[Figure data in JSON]

+++++

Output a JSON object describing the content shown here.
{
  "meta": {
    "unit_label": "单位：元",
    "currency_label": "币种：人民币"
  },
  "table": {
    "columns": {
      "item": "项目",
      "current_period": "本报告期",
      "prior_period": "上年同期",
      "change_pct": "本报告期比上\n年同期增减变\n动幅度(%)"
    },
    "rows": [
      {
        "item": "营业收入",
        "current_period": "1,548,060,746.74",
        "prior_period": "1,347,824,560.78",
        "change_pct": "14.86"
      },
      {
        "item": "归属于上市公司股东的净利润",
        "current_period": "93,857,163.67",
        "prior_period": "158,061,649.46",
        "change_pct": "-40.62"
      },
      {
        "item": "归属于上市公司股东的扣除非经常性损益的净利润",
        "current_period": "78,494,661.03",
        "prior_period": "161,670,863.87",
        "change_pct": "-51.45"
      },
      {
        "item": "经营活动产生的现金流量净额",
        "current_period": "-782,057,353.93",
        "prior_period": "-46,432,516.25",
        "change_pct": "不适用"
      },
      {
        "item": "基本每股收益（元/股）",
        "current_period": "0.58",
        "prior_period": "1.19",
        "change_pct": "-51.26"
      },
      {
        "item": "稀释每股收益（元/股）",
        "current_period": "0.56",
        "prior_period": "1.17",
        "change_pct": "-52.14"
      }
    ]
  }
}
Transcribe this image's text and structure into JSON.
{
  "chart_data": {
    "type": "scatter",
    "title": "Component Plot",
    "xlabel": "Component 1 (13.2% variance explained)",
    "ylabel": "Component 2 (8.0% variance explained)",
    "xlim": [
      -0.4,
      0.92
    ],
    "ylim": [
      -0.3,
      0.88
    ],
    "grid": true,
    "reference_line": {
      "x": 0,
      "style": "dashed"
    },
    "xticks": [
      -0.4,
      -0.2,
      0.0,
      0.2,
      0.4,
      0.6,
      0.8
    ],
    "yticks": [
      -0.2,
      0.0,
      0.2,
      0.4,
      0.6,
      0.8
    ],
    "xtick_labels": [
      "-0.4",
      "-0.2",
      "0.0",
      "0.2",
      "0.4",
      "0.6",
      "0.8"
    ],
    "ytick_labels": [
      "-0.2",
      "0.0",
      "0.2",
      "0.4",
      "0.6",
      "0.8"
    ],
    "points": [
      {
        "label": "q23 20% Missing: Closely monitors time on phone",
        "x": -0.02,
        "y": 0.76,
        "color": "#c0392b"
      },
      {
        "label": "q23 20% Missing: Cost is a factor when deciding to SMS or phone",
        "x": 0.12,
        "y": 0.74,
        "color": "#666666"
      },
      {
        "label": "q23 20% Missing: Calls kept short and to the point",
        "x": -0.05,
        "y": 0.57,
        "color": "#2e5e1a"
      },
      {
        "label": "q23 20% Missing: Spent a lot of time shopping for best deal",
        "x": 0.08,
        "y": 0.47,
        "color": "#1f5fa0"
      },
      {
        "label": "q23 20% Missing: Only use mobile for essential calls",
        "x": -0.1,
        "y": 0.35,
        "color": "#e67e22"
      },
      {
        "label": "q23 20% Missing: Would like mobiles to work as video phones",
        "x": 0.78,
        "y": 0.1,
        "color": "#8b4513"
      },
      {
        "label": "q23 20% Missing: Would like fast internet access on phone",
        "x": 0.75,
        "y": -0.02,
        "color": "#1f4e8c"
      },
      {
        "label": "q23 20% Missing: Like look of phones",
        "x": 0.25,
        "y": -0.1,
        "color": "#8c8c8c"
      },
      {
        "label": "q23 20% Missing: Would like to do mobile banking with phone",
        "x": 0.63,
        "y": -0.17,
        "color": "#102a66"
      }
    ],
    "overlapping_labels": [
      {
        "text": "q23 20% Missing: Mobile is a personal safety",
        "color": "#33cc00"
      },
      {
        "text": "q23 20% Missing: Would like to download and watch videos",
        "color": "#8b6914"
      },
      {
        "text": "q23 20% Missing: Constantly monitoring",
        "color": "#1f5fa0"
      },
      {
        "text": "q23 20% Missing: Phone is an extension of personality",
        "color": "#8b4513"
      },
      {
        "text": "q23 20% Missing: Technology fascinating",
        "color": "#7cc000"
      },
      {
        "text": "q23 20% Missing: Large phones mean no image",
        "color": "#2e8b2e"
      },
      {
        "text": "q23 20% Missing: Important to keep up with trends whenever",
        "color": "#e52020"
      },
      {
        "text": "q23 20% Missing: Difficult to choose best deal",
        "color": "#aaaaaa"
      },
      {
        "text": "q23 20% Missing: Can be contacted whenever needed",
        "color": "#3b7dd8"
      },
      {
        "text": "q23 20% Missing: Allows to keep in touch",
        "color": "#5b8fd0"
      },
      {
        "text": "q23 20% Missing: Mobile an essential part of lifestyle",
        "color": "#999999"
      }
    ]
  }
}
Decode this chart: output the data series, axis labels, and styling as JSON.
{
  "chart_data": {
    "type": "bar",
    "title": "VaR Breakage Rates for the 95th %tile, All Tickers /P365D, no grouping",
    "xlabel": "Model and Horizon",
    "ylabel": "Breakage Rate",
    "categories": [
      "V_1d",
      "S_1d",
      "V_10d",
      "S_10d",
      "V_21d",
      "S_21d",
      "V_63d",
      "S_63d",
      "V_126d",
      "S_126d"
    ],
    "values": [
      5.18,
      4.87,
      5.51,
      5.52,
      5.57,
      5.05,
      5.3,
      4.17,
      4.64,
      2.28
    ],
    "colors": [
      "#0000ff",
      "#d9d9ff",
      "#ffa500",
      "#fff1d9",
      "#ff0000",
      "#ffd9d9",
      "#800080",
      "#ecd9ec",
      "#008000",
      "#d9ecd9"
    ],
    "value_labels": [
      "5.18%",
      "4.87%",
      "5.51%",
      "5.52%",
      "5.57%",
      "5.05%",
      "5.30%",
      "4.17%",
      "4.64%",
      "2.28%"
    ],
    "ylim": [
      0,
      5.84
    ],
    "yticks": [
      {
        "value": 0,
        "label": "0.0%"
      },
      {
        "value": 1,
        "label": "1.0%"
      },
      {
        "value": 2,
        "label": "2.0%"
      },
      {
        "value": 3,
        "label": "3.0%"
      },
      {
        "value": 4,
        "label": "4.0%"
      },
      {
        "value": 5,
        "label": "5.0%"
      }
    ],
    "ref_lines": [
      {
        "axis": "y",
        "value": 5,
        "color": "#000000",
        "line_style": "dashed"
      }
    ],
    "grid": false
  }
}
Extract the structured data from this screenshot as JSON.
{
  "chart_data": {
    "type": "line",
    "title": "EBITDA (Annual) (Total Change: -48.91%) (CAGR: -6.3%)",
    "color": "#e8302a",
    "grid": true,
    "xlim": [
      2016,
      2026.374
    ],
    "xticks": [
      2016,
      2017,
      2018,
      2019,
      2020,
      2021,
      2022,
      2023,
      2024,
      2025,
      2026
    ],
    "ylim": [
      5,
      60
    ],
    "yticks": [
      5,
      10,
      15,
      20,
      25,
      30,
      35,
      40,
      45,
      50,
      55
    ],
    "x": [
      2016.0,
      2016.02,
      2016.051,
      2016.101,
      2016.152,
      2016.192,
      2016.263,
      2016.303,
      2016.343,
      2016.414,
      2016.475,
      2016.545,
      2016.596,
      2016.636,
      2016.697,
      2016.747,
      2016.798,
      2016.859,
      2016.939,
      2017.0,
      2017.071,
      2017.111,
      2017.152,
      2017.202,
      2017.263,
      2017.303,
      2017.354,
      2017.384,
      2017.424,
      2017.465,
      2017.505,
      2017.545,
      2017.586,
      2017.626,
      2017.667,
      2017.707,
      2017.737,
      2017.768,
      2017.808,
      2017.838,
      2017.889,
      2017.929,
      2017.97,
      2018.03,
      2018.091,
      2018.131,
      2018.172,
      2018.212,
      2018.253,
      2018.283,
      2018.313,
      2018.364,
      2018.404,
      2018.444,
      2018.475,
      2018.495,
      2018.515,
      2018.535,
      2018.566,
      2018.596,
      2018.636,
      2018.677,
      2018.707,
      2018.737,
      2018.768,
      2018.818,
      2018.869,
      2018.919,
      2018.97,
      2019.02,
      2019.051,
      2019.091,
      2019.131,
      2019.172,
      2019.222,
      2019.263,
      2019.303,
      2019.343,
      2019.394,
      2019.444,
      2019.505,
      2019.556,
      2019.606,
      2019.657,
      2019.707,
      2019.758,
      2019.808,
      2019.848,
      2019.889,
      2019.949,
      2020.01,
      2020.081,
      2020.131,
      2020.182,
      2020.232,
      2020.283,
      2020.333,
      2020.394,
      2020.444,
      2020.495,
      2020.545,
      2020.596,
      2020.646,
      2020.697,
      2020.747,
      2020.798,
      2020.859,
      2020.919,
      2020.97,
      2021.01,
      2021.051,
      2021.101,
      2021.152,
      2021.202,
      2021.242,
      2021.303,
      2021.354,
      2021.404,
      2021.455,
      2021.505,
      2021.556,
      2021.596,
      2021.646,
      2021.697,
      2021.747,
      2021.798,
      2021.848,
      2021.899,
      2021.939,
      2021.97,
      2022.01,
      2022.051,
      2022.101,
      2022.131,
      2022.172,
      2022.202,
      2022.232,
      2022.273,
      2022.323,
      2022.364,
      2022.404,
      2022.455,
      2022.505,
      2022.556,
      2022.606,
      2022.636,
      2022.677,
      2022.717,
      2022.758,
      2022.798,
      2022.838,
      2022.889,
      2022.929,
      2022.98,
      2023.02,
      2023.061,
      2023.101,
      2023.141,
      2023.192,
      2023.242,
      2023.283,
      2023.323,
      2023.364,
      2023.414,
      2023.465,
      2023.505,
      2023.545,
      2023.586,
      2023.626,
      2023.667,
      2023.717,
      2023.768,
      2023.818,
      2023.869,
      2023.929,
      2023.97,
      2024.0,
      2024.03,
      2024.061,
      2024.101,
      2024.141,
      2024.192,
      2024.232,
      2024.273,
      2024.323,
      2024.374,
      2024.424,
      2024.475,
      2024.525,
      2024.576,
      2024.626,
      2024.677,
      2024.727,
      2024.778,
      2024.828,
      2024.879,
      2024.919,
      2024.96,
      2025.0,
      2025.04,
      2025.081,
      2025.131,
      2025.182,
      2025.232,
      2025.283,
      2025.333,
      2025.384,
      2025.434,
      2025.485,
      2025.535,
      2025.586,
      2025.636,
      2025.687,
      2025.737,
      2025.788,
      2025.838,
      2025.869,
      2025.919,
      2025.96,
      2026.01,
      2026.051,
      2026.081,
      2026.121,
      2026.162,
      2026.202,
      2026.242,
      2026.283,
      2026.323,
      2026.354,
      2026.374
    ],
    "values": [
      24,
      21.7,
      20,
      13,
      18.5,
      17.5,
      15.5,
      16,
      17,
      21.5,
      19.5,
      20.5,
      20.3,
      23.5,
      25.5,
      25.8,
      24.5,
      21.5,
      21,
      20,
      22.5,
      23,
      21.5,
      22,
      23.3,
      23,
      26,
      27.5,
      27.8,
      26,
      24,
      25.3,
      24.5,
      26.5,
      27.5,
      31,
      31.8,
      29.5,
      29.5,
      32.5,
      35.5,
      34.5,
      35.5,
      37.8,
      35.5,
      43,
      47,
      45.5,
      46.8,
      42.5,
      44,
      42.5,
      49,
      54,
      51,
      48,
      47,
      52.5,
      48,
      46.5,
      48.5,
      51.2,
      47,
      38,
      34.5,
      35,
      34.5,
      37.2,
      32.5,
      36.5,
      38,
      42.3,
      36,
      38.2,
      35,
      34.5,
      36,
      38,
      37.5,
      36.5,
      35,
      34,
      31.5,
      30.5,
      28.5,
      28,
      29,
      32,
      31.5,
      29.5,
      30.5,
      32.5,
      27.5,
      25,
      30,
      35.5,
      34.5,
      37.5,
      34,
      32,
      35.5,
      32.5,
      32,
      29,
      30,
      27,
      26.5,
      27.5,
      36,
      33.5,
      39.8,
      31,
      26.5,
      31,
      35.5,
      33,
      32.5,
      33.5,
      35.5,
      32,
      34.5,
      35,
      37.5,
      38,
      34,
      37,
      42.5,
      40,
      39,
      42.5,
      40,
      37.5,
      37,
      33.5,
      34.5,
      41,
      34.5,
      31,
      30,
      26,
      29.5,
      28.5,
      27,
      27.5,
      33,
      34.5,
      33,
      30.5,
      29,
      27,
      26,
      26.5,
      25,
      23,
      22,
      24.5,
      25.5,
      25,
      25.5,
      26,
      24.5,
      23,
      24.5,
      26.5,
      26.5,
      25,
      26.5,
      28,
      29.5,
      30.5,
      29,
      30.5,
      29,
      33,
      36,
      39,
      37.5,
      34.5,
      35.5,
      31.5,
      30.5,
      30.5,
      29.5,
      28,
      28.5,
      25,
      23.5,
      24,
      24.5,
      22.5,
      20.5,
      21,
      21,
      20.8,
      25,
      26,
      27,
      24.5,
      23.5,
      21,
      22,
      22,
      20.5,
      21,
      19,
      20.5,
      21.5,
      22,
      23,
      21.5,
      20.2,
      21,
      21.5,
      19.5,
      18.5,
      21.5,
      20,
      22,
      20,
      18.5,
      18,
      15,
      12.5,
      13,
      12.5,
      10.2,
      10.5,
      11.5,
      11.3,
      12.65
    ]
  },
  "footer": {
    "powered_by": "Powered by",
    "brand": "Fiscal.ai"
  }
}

+++++

* **Aim**
Report how many lines in the listing above include the word "title". Give nothing but the number.

* **Solution to this exercise**
3